** Aim **
Looking at the listing, state how many of its lines contain the string "this". Write only the number.

** Provided information **
** Start **

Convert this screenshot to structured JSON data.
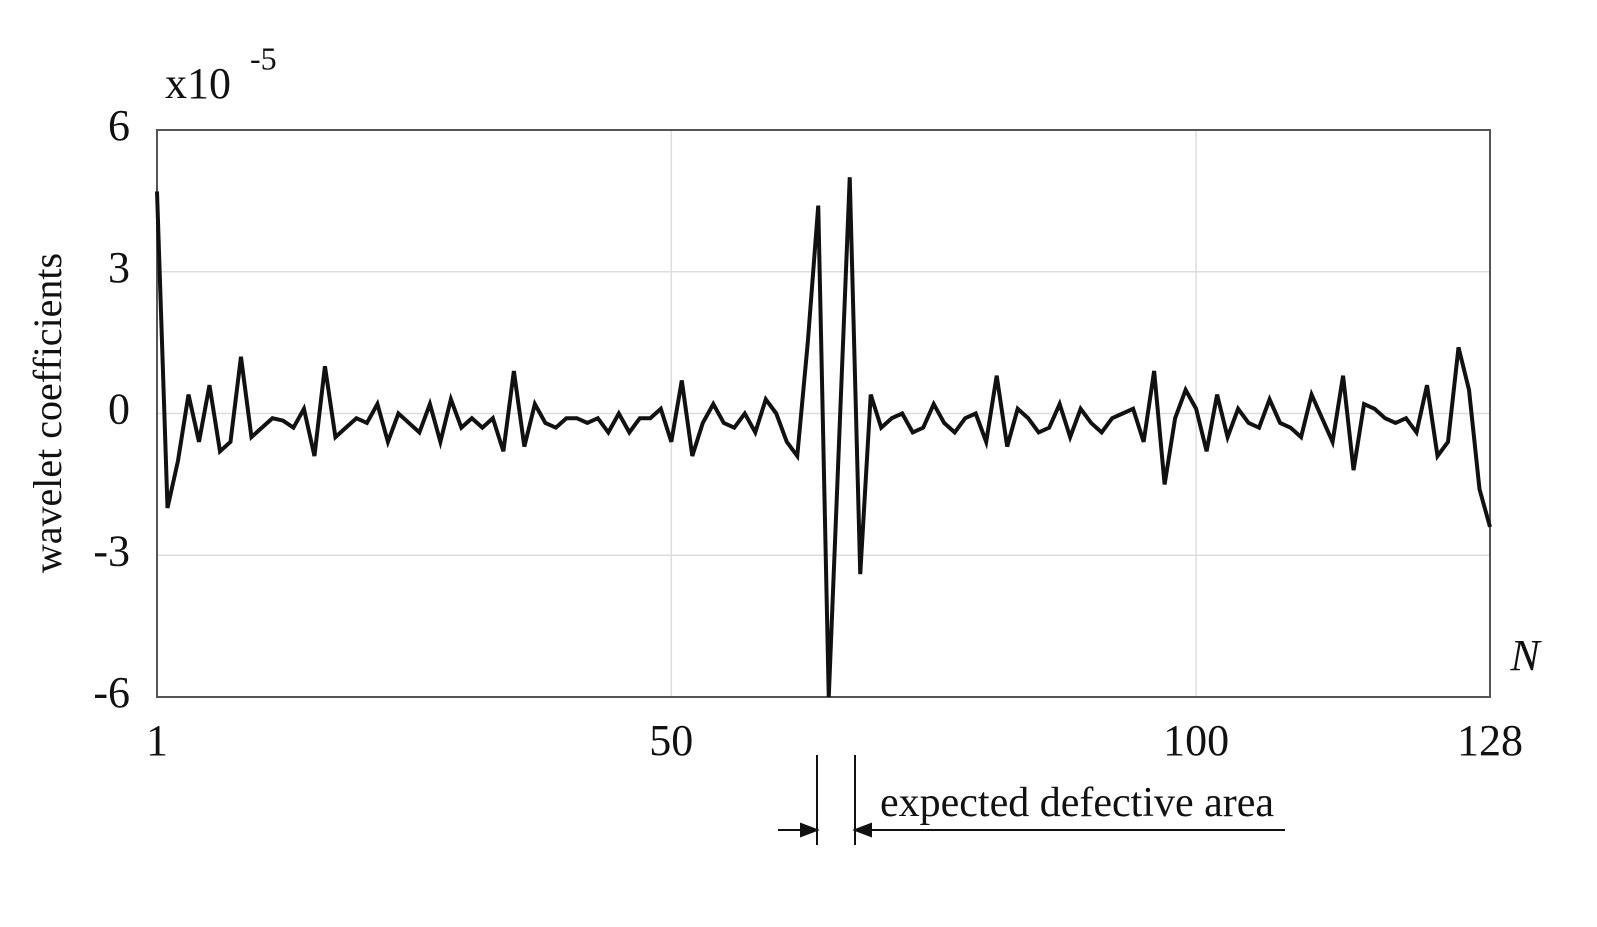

** End **
** Start **

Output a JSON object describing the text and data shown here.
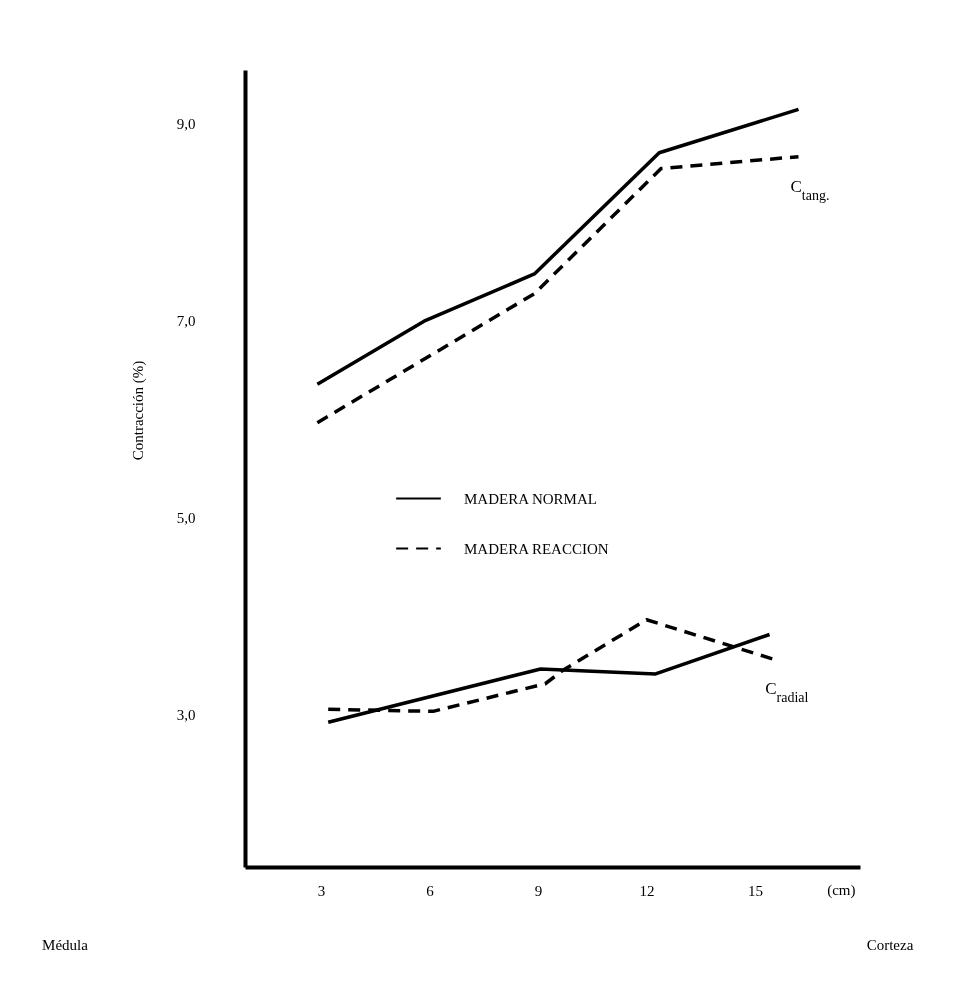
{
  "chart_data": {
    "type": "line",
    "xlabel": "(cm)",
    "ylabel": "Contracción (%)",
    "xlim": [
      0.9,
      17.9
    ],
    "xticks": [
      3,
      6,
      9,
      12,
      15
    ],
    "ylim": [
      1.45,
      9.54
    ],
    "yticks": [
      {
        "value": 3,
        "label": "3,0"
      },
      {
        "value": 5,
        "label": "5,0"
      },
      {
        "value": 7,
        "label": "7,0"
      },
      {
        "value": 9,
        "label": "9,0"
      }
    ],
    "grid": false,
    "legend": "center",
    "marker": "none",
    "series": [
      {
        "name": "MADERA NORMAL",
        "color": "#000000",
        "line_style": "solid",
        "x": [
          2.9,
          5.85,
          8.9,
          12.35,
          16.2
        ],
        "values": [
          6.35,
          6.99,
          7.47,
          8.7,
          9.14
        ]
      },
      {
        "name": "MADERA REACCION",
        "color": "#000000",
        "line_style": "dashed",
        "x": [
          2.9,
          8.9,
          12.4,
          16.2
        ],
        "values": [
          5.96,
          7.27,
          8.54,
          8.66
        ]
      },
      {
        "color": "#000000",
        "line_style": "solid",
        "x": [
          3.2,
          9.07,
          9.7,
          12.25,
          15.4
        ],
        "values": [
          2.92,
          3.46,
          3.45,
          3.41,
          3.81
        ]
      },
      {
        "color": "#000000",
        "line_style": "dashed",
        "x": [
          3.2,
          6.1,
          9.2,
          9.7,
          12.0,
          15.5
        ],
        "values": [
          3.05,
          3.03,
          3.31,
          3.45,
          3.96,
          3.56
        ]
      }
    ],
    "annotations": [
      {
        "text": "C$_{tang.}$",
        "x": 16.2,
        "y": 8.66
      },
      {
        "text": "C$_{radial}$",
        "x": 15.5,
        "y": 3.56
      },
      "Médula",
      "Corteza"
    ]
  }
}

** End **
** Start **

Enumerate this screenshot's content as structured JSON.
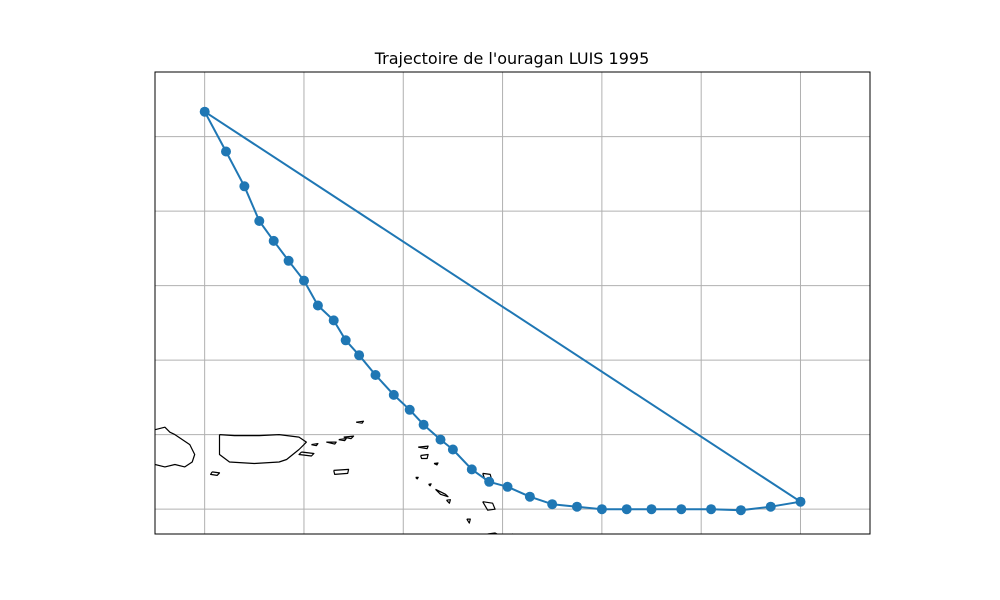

** End **

** Task answer **
2